Work to be completed: Report each line of the data that has "page" somewhere in it.

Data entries

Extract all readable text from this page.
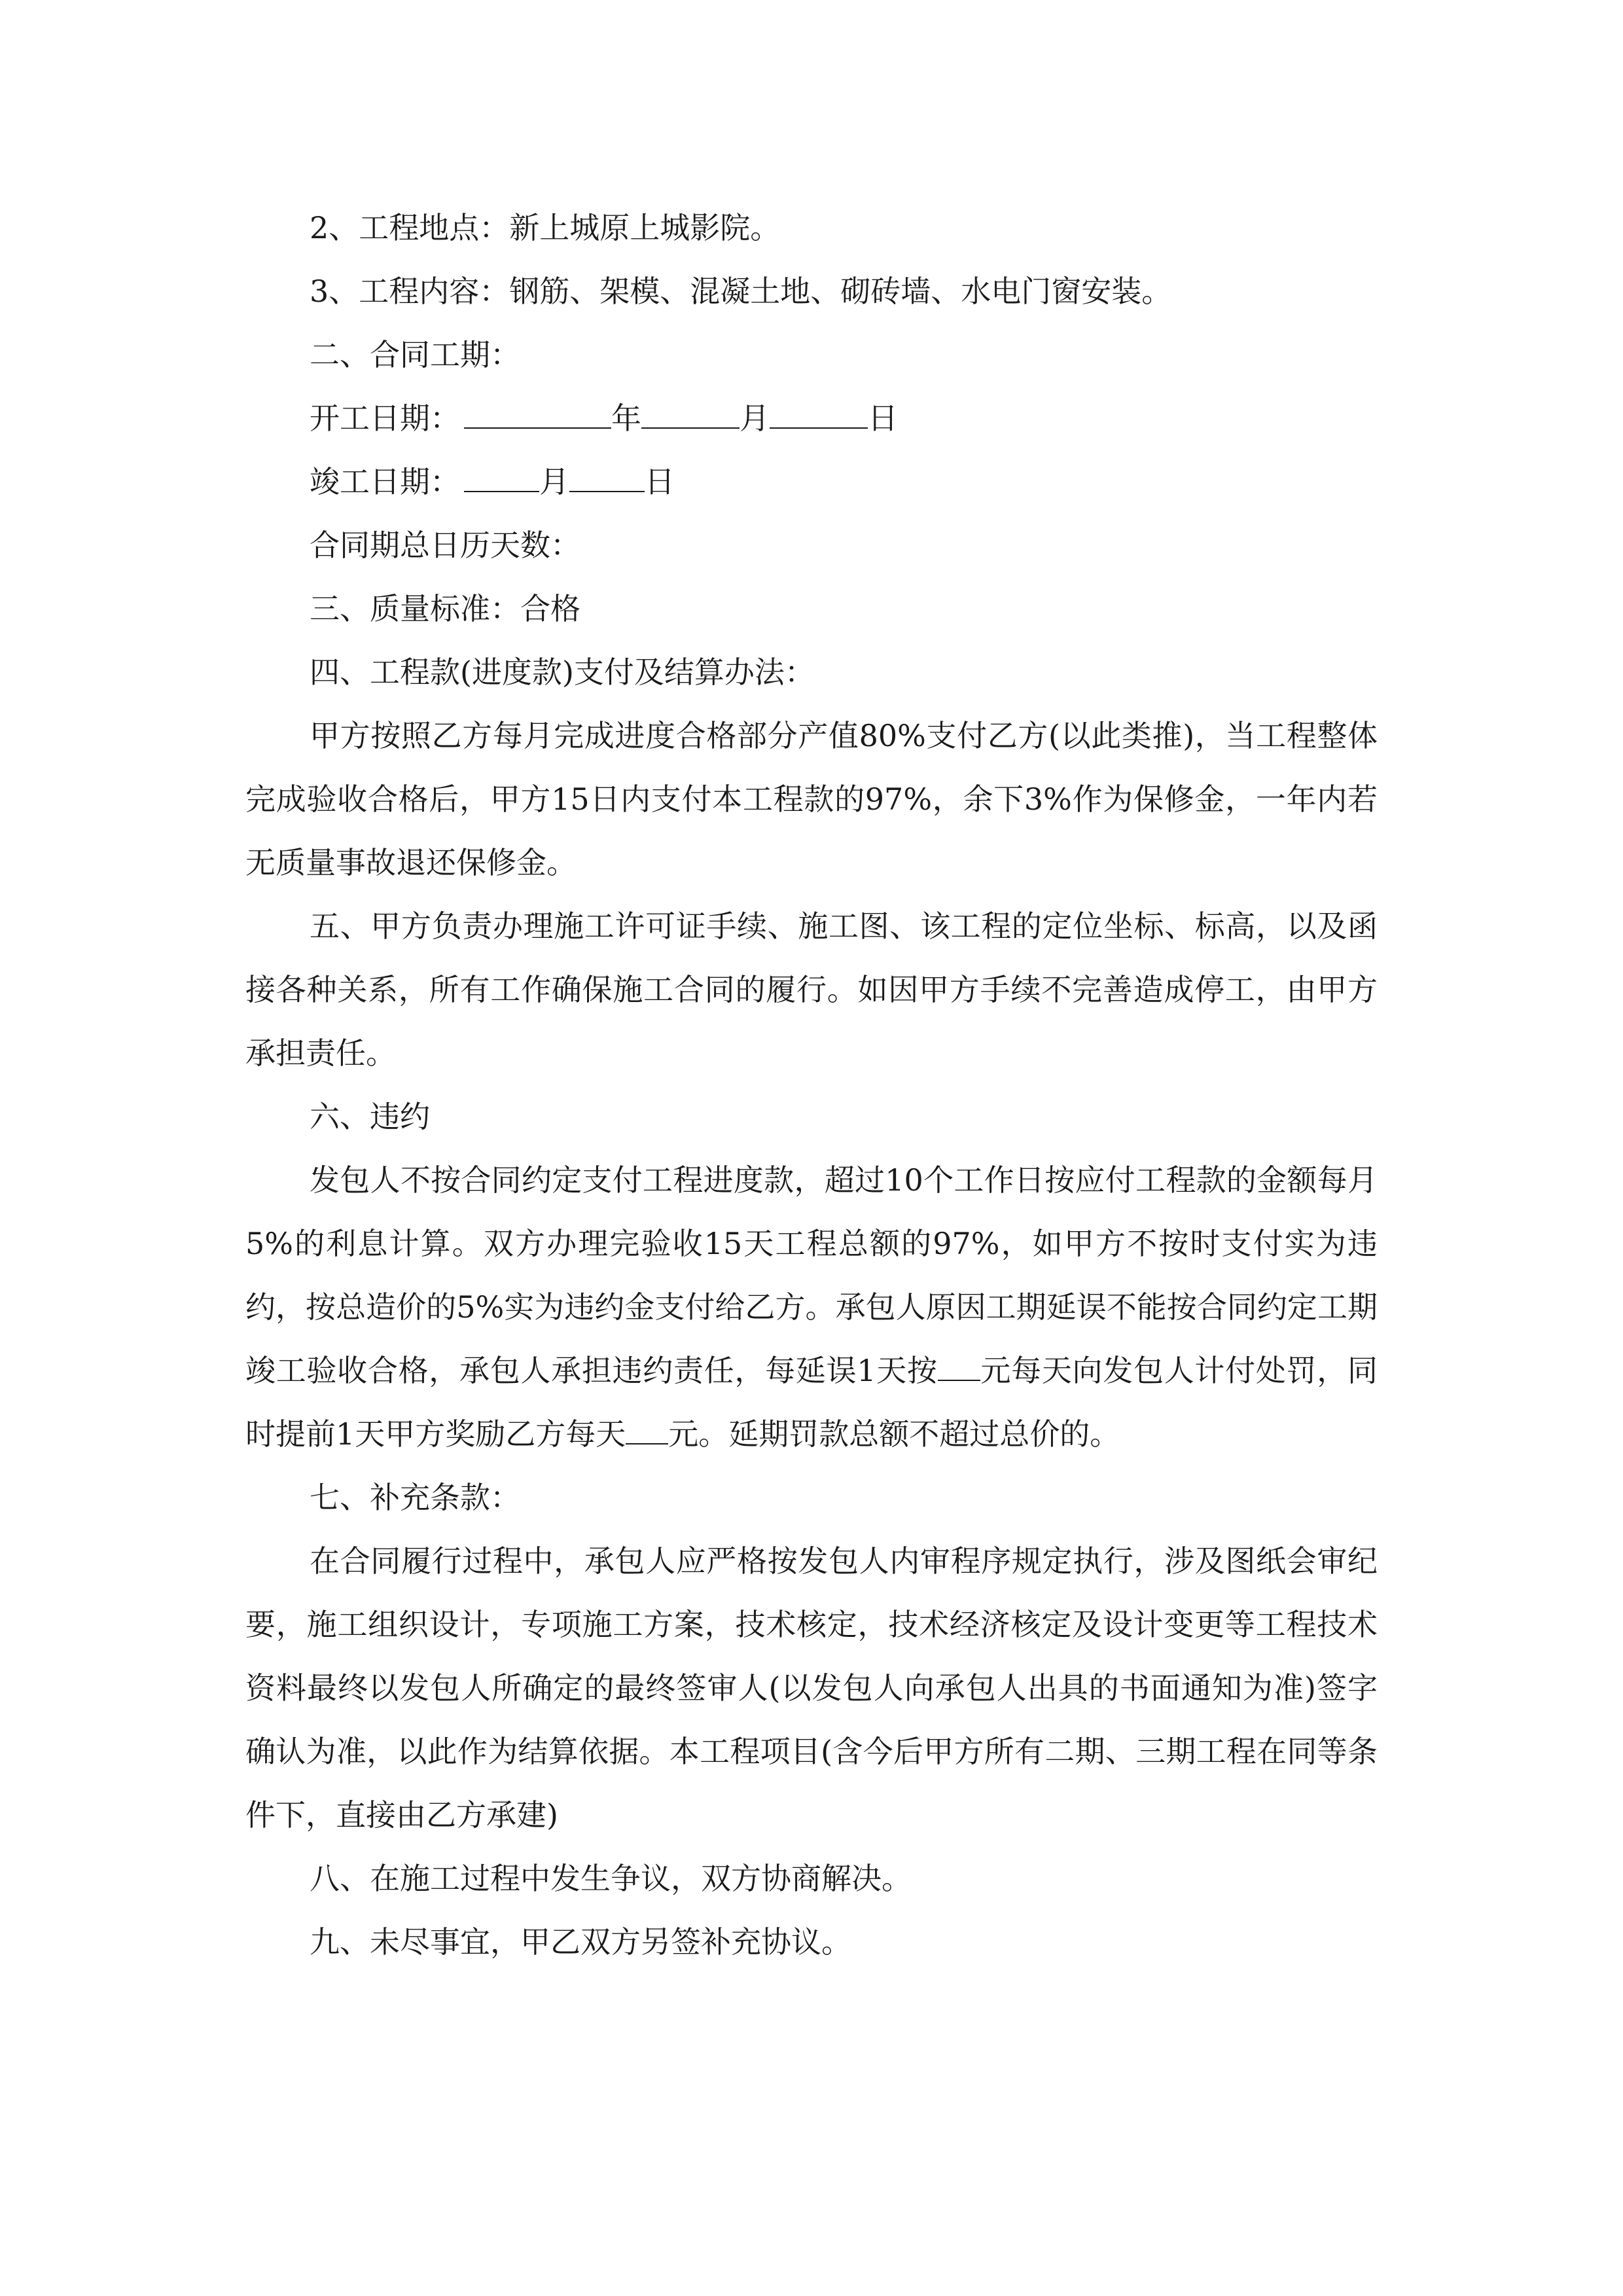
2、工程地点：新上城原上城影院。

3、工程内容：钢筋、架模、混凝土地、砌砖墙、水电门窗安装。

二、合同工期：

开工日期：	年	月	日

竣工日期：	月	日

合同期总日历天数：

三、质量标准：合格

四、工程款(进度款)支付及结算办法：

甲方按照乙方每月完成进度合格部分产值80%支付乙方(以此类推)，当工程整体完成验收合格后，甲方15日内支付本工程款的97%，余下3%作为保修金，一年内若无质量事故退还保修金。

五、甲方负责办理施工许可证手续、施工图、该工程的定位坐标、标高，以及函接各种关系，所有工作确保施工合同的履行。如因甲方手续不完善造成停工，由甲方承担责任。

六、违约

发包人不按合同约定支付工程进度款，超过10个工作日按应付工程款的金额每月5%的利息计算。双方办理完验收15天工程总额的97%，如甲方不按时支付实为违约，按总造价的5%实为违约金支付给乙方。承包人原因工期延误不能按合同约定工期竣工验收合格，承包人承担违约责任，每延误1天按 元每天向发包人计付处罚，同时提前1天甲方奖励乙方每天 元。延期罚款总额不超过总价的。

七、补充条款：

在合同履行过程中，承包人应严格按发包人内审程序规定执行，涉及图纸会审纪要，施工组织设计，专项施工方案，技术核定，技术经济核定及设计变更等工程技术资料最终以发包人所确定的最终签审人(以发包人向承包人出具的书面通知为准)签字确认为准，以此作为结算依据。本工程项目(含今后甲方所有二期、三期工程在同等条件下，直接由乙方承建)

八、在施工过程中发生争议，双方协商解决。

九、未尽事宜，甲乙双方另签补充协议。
...
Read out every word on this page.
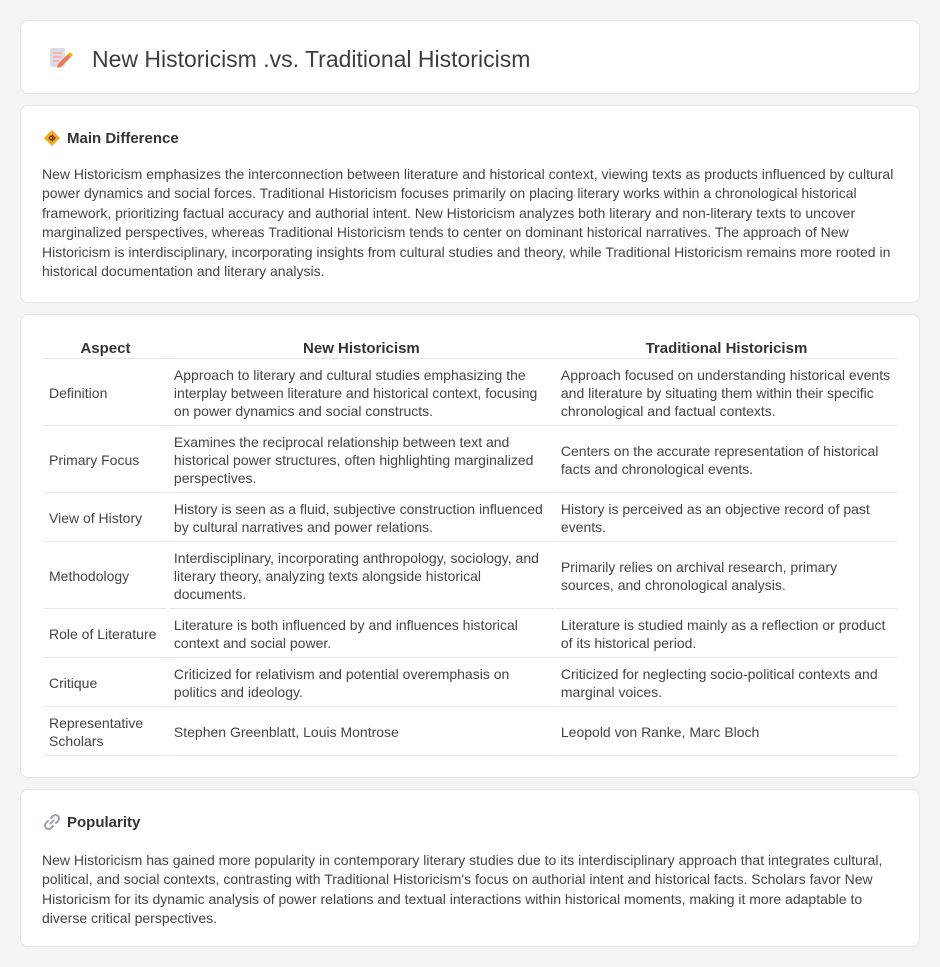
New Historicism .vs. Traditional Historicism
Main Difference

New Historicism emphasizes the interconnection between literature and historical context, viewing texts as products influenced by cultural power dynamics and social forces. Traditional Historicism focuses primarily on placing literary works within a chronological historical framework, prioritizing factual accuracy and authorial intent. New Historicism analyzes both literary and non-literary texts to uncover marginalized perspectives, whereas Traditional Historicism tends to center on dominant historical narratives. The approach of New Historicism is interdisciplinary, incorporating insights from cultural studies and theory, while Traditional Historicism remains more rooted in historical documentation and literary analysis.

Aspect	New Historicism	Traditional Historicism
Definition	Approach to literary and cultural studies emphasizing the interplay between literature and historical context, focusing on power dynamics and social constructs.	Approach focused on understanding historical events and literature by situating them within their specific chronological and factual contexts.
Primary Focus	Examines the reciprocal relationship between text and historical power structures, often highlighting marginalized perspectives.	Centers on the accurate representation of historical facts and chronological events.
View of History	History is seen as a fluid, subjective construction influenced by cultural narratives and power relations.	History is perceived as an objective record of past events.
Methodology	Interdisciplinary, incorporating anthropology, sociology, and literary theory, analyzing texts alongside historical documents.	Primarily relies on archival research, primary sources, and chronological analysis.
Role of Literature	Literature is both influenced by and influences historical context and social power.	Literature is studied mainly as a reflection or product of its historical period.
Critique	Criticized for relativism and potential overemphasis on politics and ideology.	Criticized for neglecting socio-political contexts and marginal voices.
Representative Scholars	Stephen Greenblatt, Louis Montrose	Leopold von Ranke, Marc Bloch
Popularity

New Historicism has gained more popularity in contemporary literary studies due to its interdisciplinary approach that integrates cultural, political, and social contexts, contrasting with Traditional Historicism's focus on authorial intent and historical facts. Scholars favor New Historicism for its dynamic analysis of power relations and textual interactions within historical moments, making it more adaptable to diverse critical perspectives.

Solution to this problem:
Extract all readable text from this page.
Read out every word on this page.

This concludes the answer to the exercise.